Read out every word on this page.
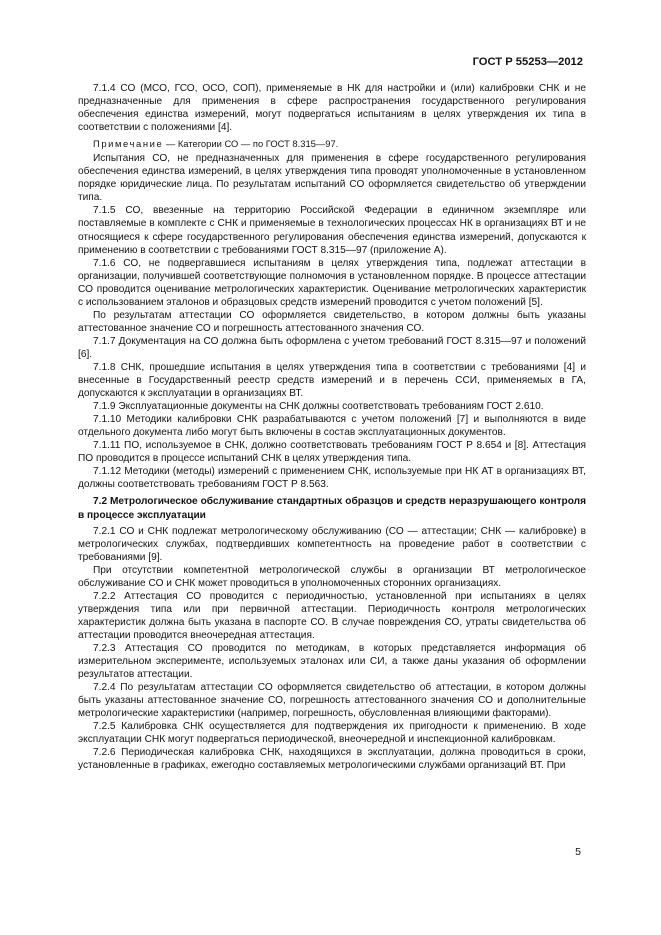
ГОСТ Р 55253—2012

7.1.4 СО (МСО, ГСО, ОСО, СОП), применяемые в НК для настройки и (или) калибровки СНК и не предназначенные для применения в сфере распространения государственного регулирования обеспечения единства измерений, могут подвергаться испытаниям в целях утверждения их типа в соответствии с положениями [4].

Примечание — Категории СО — по ГОСТ 8.315—97.

Испытания СО, не предназначенных для применения в сфере государственного регулирования обеспечения единства измерений, в целях утверждения типа проводят уполномоченные в установленном порядке юридические лица. По результатам испытаний СО оформляется свидетельство об утверждении типа.

7.1.5 СО, ввезенные на территорию Российской Федерации в единичном экземпляре или поставляемые в комплекте с СНК и применяемые в технологических процессах НК в организациях ВТ и не относящиеся к сфере государственного регулирования обеспечения единства измерений, допускаются к применению в соответствии с требованиями ГОСТ 8.315—97 (приложение А).

7.1.6 СО, не подвергавшиеся испытаниям в целях утверждения типа, подлежат аттестации в организации, получившей соответствующие полномочия в установленном порядке. В процессе аттестации СО проводится оценивание метрологических характеристик. Оценивание метрологических характеристик с использованием эталонов и образцовых средств измерений проводится с учетом положений [5].

По результатам аттестации СО оформляется свидетельство, в котором должны быть указаны аттестованное значение СО и погрешность аттестованного значения СО.

7.1.7 Документация на СО должна быть оформлена с учетом требований ГОСТ 8.315—97 и положений [6].

7.1.8 СНК, прошедшие испытания в целях утверждения типа в соответствии с требованиями [4] и внесенные в Государственный реестр средств измерений и в перечень ССИ, применяемых в ГА, допускаются к эксплуатации в организациях ВТ.

7.1.9 Эксплуатационные документы на СНК должны соответствовать требованиям ГОСТ 2.610.

7.1.10 Методики калибровки СНК разрабатываются с учетом положений [7] и выполняются в виде отдельного документа либо могут быть включены в состав эксплуатационных документов.

7.1.11 ПО, используемое в СНК, должно соответствовать требованиям ГОСТ Р 8.654 и [8]. Аттестация ПО проводится в процессе испытаний СНК в целях утверждения типа.

7.1.12 Методики (методы) измерений с применением СНК, используемые при НК АТ в организациях ВТ, должны соответствовать требованиям ГОСТ Р 8.563.

7.2 Метрологическое обслуживание стандартных образцов и средств неразрушающего контроля в процессе эксплуатации

7.2.1 СО и СНК подлежат метрологическому обслуживанию (СО — аттестации; СНК — калибровке) в метрологических службах, подтвердивших компетентность на проведение работ в соответствии с требованиями [9].

При отсутствии компетентной метрологической службы в организации ВТ метрологическое обслуживание СО и СНК может проводиться в уполномоченных сторонних организациях.

7.2.2 Аттестация СО проводится с периодичностью, установленной при испытаниях в целях утверждения типа или при первичной аттестации. Периодичность контроля метрологических характеристик должна быть указана в паспорте СО. В случае повреждения СО, утраты свидетельства об аттестации проводится внеочередная аттестация.

7.2.3 Аттестация СО проводится по методикам, в которых представляется информация об измерительном эксперименте, используемых эталонах или СИ, а также даны указания об оформлении результатов аттестации.

7.2.4 По результатам аттестации СО оформляется свидетельство об аттестации, в котором должны быть указаны аттестованное значение СО, погрешность аттестованного значения СО и дополнительные метрологические характеристики (например, погрешность, обусловленная влияющими факторами).

7.2.5 Калибровка СНК осуществляется для подтверждения их пригодности к применению. В ходе эксплуатации СНК могут подвергаться периодической, внеочередной и инспекционной калибровкам.

7.2.6 Периодическая калибровка СНК, находящихся в эксплуатации, должна проводиться в сроки, установленные в графиках, ежегодно составляемых метрологическими службами организаций ВТ. При

5
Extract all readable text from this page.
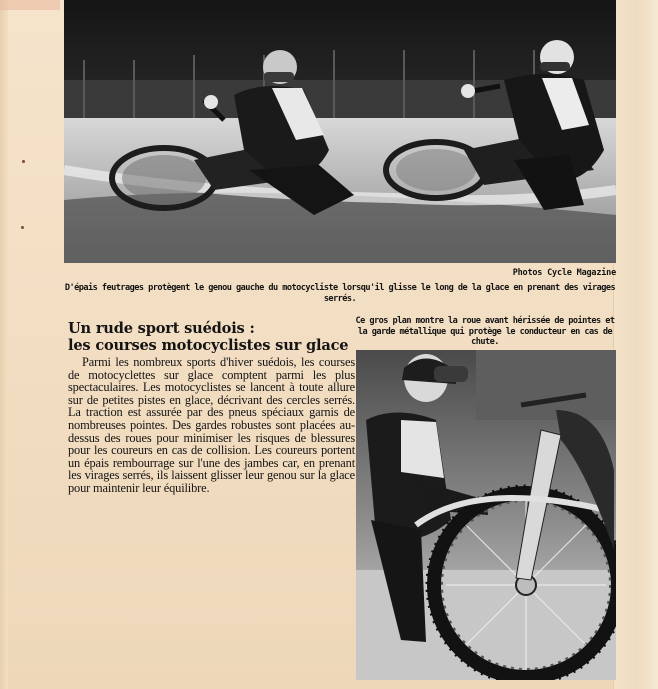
Photos Cycle Magazine
D'épais feutrages protègent le genou gauche du motocycliste lorsqu'il glisse le long de la glace en prenant des virages serrés.
Un rude sport suédois :
les courses motocyclistes sur glace
Parmi les nombreux sports d'hiver suédois, les courses de motocyclettes sur glace comptent parmi les plus spectaculaires. Les motocyclistes se lancent à toute allure sur de petites pistes en glace, décrivant des cercles serrés. La traction est assurée par des pneus spéciaux garnis de nombreuses pointes. Des gardes robustes sont placées au-dessus des roues pour minimiser les risques de blessures pour les coureurs en cas de collision. Les coureurs portent un épais rembourrage sur l'une des jambes car, en prenant les virages serrés, ils laissent glisser leur genou sur la glace pour maintenir leur équilibre.
Ce gros plan montre la roue avant hérissée de pointes et la garde métallique qui protège le conducteur en cas de chute.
-.-.-
Search the entries for the word "организации" and gather every line where it appears.

7.1.6 СО, не подвергавшиеся испытаниям в целях утверждения типа, подлежат аттестации в организации, получившей соответствующие полномочия в установленном порядке. В процессе аттестации СО проводится оценивание метрологических характеристик. Оценивание метрологических характеристик с использованием эталонов и образцовых средств измерений проводится с учетом положений [5].
При отсутствии компетентной метрологической службы в организации ВТ метрологическое обслуживание СО и СНК может проводиться в уполномоченных сторонних организациях.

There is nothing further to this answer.